» Written task: Search the data for the word "this" and copy every line that contains it.

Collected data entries
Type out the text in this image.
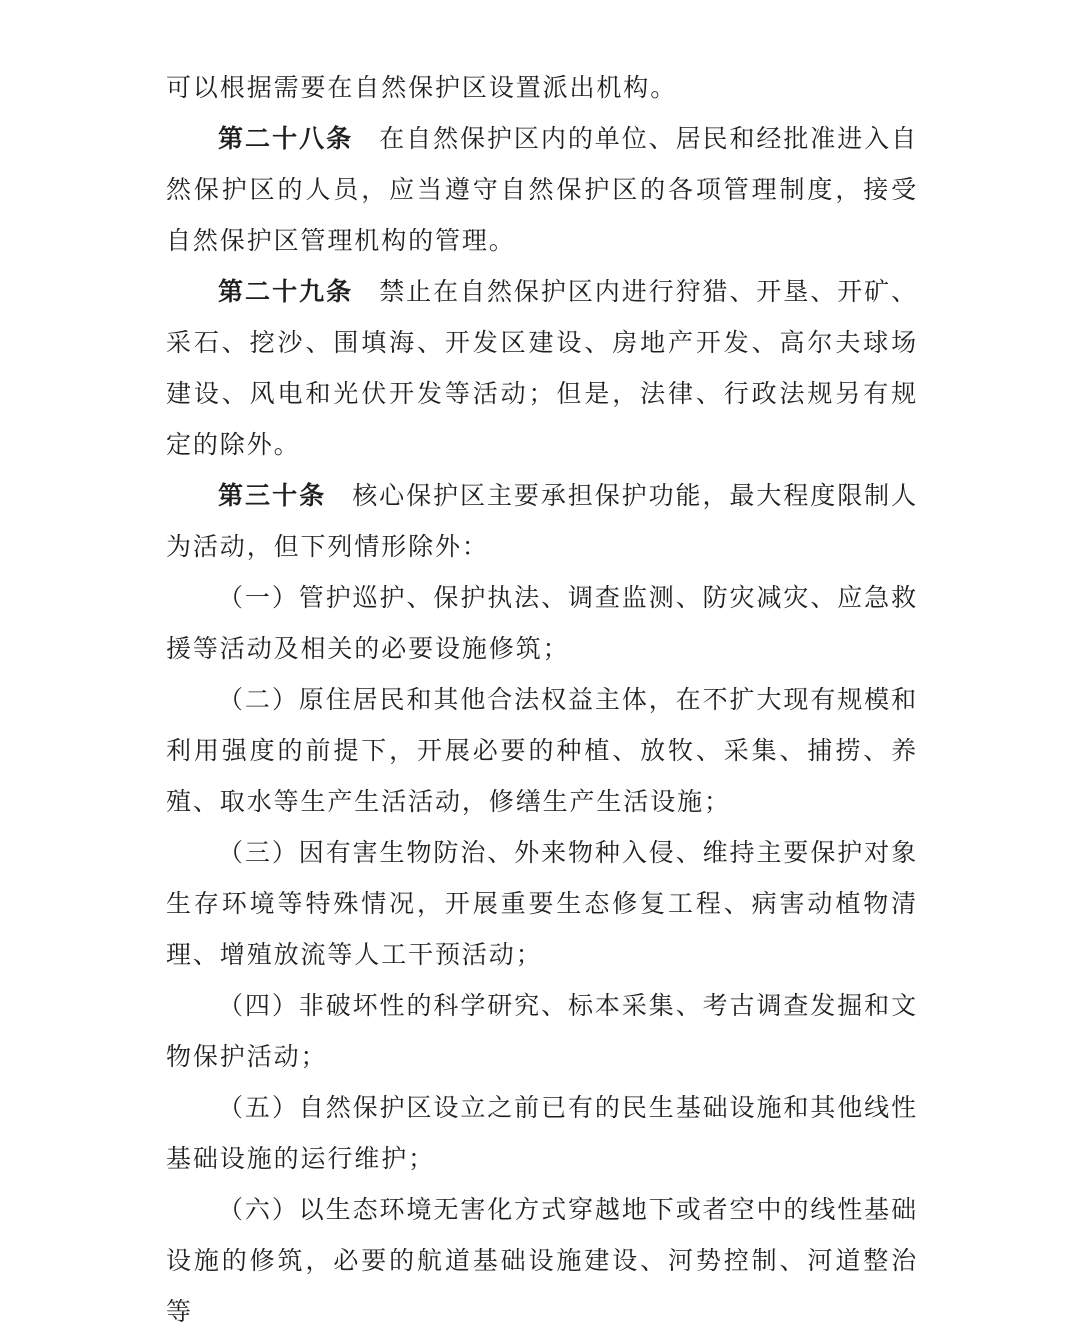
可以根据需要在自然保护区设置派出机构。

第二十八条 在自然保护区内的单位、居民和经批准进入自然保护区的人员，应当遵守自然保护区的各项管理制度，接受自然保护区管理机构的管理。

第二十九条 禁止在自然保护区内进行狩猎、开垦、开矿、采石、挖沙、围填海、开发区建设、房地产开发、高尔夫球场建设、风电和光伏开发等活动；但是，法律、行政法规另有规定的除外。

第三十条 核心保护区主要承担保护功能，最大程度限制人为活动，但下列情形除外：

（一）管护巡护、保护执法、调查监测、防灾减灾、应急救援等活动及相关的必要设施修筑；

（二）原住居民和其他合法权益主体，在不扩大现有规模和利用强度的前提下，开展必要的种植、放牧、采集、捕捞、养殖、取水等生产生活活动，修缮生产生活设施；

（三）因有害生物防治、外来物种入侵、维持主要保护对象生存环境等特殊情况，开展重要生态修复工程、病害动植物清理、增殖放流等人工干预活动；

（四）非破坏性的科学研究、标本采集、考古调查发掘和文物保护活动；

（五）自然保护区设立之前已有的民生基础设施和其他线性基础设施的运行维护；

（六）以生态环境无害化方式穿越地下或者空中的线性基础设施的修筑，必要的航道基础设施建设、河势控制、河道整治等
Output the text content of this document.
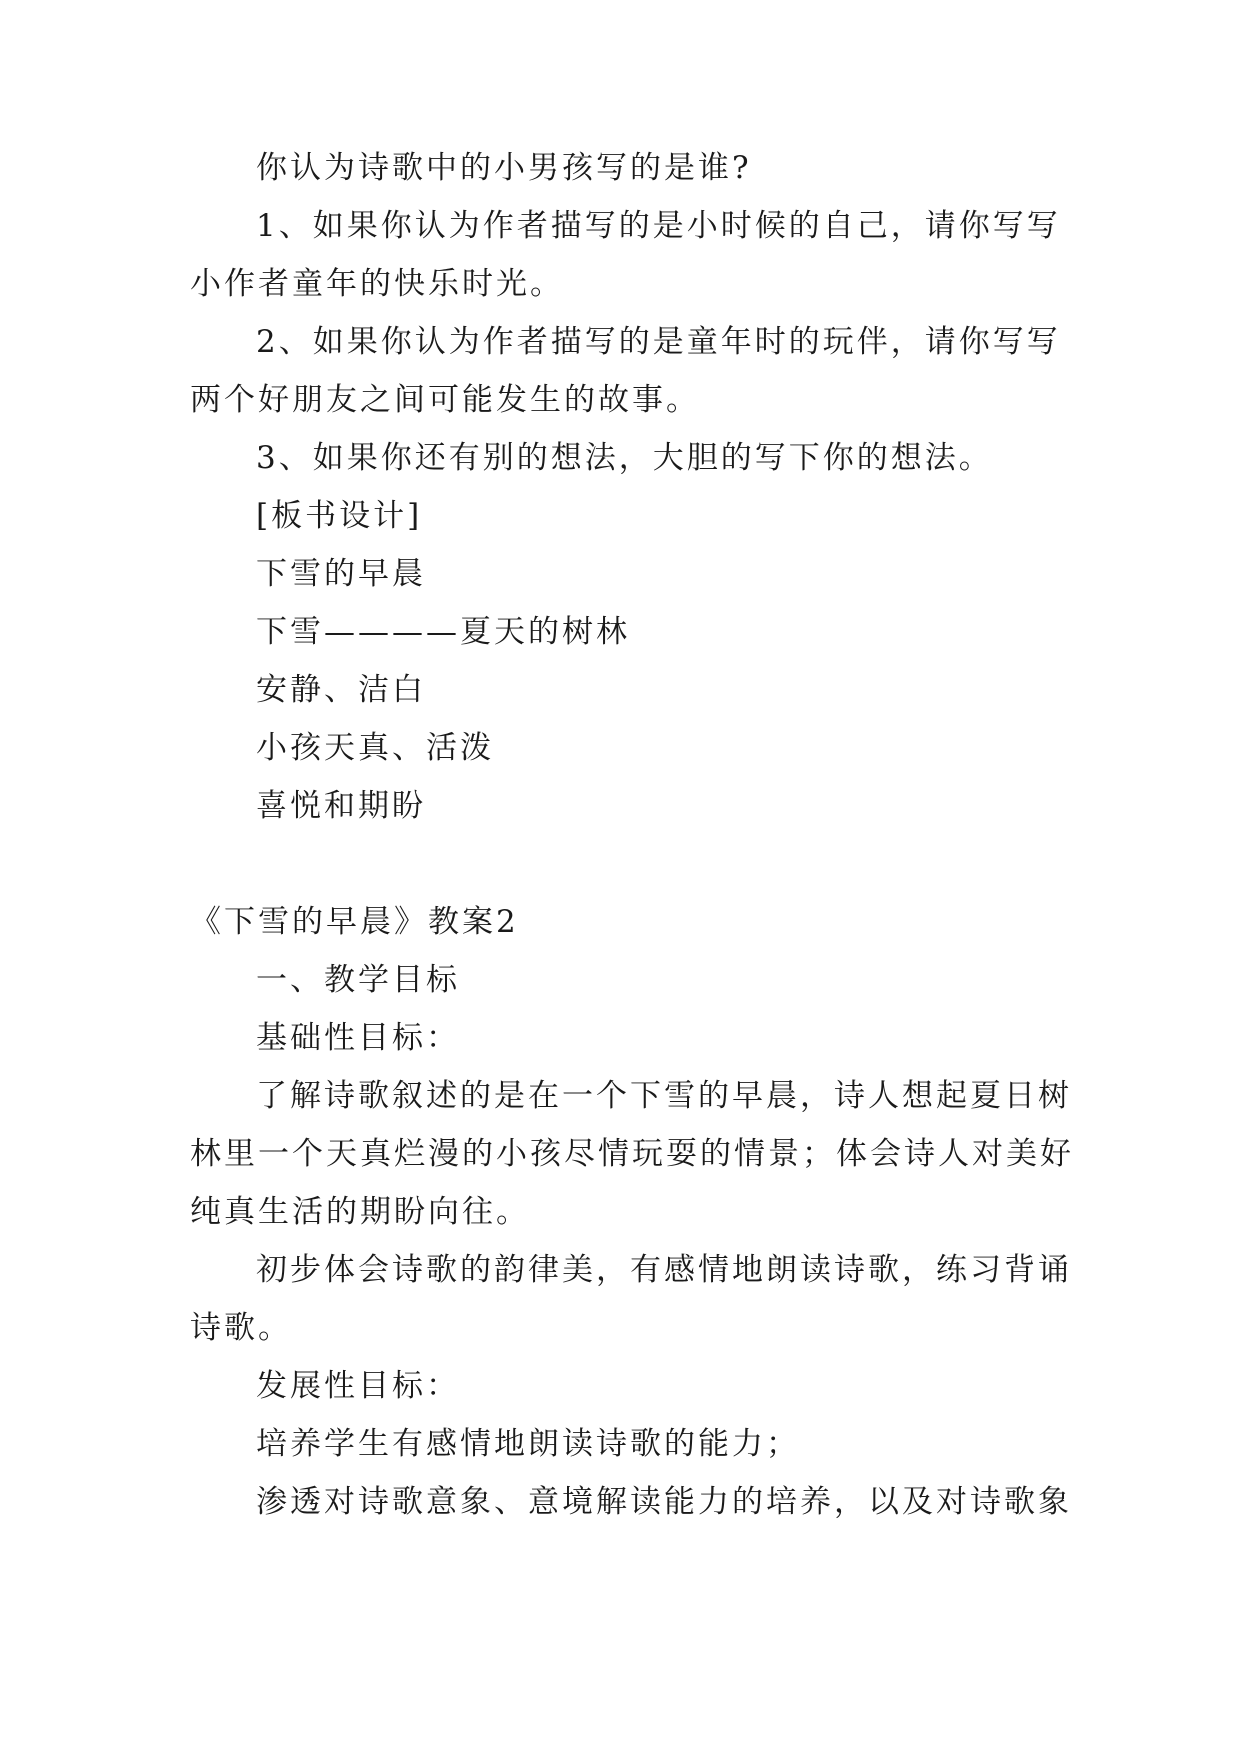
你认为诗歌中的小男孩写的是谁?
1、如果你认为作者描写的是小时候的自己，请你写写
小作者童年的快乐时光。
2、如果你认为作者描写的是童年时的玩伴，请你写写
两个好朋友之间可能发生的故事。
3、如果你还有别的想法，大胆的写下你的想法。
[板书设计]
下雪的早晨
下雪————夏天的树林
安静、洁白
小孩天真、活泼
喜悦和期盼
《下雪的早晨》教案2
一、教学目标
基础性目标：
了解诗歌叙述的是在一个下雪的早晨，诗人想起夏日树
林里一个天真烂漫的小孩尽情玩耍的情景；体会诗人对美好
纯真生活的期盼向往。
初步体会诗歌的韵律美，有感情地朗读诗歌，练习背诵
诗歌。
发展性目标：
培养学生有感情地朗读诗歌的能力；
渗透对诗歌意象、意境解读能力的培养，以及对诗歌象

» Written answer:
Type out the text in this image.
Output the text content of this document.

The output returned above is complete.